(TO DO) Pictures stay out of the copy; restate everything else in the material exactly.

(GIVEN ENTRIES)
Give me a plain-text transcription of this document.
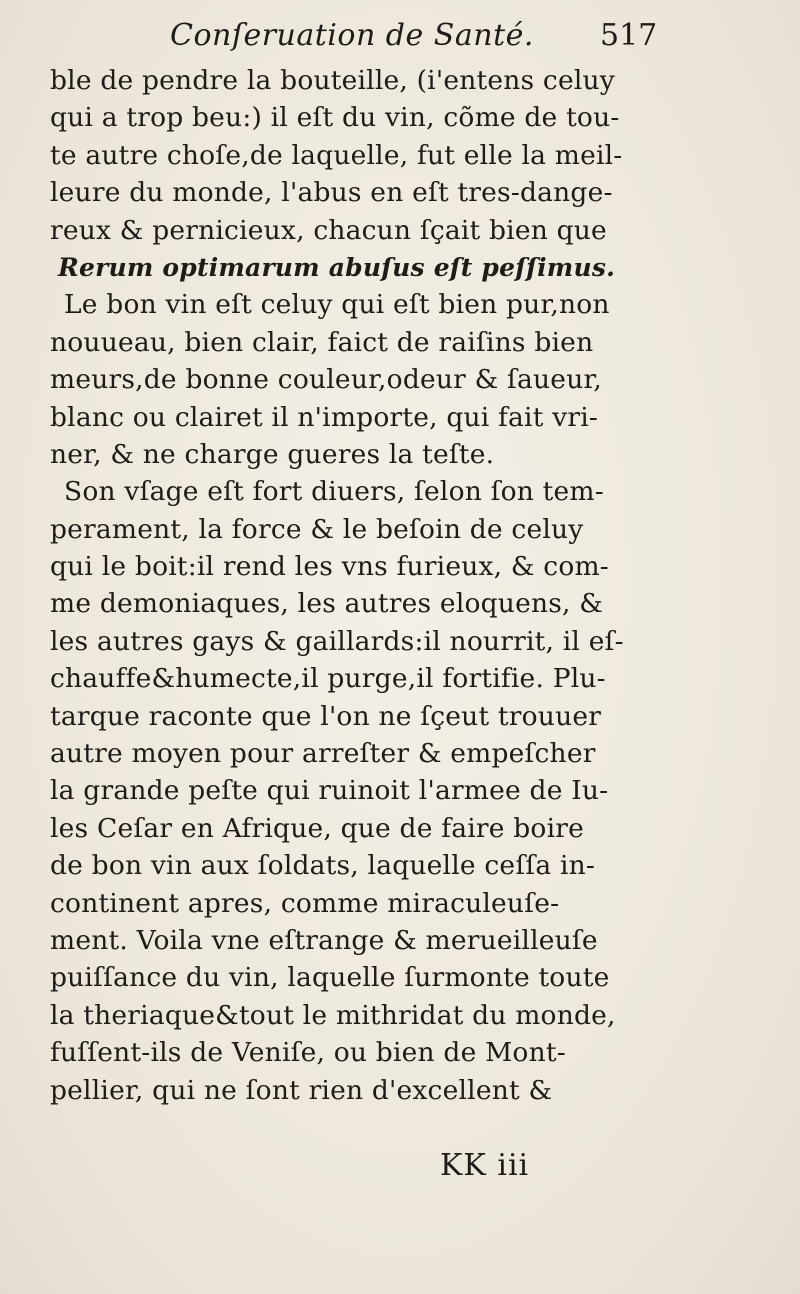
Conſeruation de Santé. 517
ble de pendre la bouteille, (i'entens celuy
qui a trop beu:) il eſt du vin, cõme de tou-
te autre choſe,de laquelle, fut elle la meil-
leure du monde, l'abus en eſt tres-dange-
reux & pernicieux, chacun ſçait bien que
Rerum optimarum abuſus eſt peſſimus.
Le bon vin eſt celuy qui eſt bien pur,non
nouueau, bien clair, faict de raiſins bien
meurs,de bonne couleur,odeur & ſaueur,
blanc ou clairet il n'importe, qui fait vri-
ner, & ne charge gueres la teſte.
Son vſage eſt fort diuers, ſelon ſon tem-
perament, la force & le beſoin de celuy
qui le boit:il rend les vns furieux, & com-
me demoniaques, les autres eloquens, &
les autres gays & gaillards:il nourrit, il eſ-
chauffe&humecte,il purge,il fortifie. Plu-
tarque raconte que l'on ne ſçeut trouuer
autre moyen pour arreſter & empeſcher
la grande peſte qui ruinoit l'armee de Iu-
les Ceſar en Afrique, que de faire boire
de bon vin aux ſoldats, laquelle ceſſa in-
continent apres, comme miraculeuſe-
ment. Voila vne eſtrange & merueilleuſe
puiſſance du vin, laquelle ſurmonte toute
la theriaque&tout le mithridat du monde,
fuſſent-ils de Veniſe, ou bien de Mont-
pellier, qui ne ſont rien d'excellent &
KK iii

(TASK RESPONSE)
Give me a plain-text transcription of this document.
Conſeruation de Santé. 517
ble de pendre la bouteille, (i'entens celuy
qui a trop beu:) il eſt du vin, cõme de tou-
te autre choſe,de laquelle, fut elle la meil-
leure du monde, l'abus en eſt tres-dange-
reux & pernicieux, chacun ſçait bien que
Rerum optimarum abuſus eſt peſſimus.
Le bon vin eſt celuy qui eſt bien pur,non
nouueau, bien clair, faict de raiſins bien
meurs,de bonne couleur,odeur & ſaueur,
blanc ou clairet il n'importe, qui fait vri-
ner, & ne charge gueres la teſte.
Son vſage eſt fort diuers, ſelon ſon tem-
perament, la force & le beſoin de celuy
qui le boit:il rend les vns furieux, & com-
me demoniaques, les autres eloquens, &
les autres gays & gaillards:il nourrit, il eſ-
chauffe&humecte,il purge,il fortifie. Plu-
tarque raconte que l'on ne ſçeut trouuer
autre moyen pour arreſter & empeſcher
la grande peſte qui ruinoit l'armee de Iu-
les Ceſar en Afrique, que de faire boire
de bon vin aux ſoldats, laquelle ceſſa in-
continent apres, comme miraculeuſe-
ment. Voila vne eſtrange & merueilleuſe
puiſſance du vin, laquelle ſurmonte toute
la theriaque&tout le mithridat du monde,
fuſſent-ils de Veniſe, ou bien de Mont-
pellier, qui ne ſont rien d'excellent &
KK iii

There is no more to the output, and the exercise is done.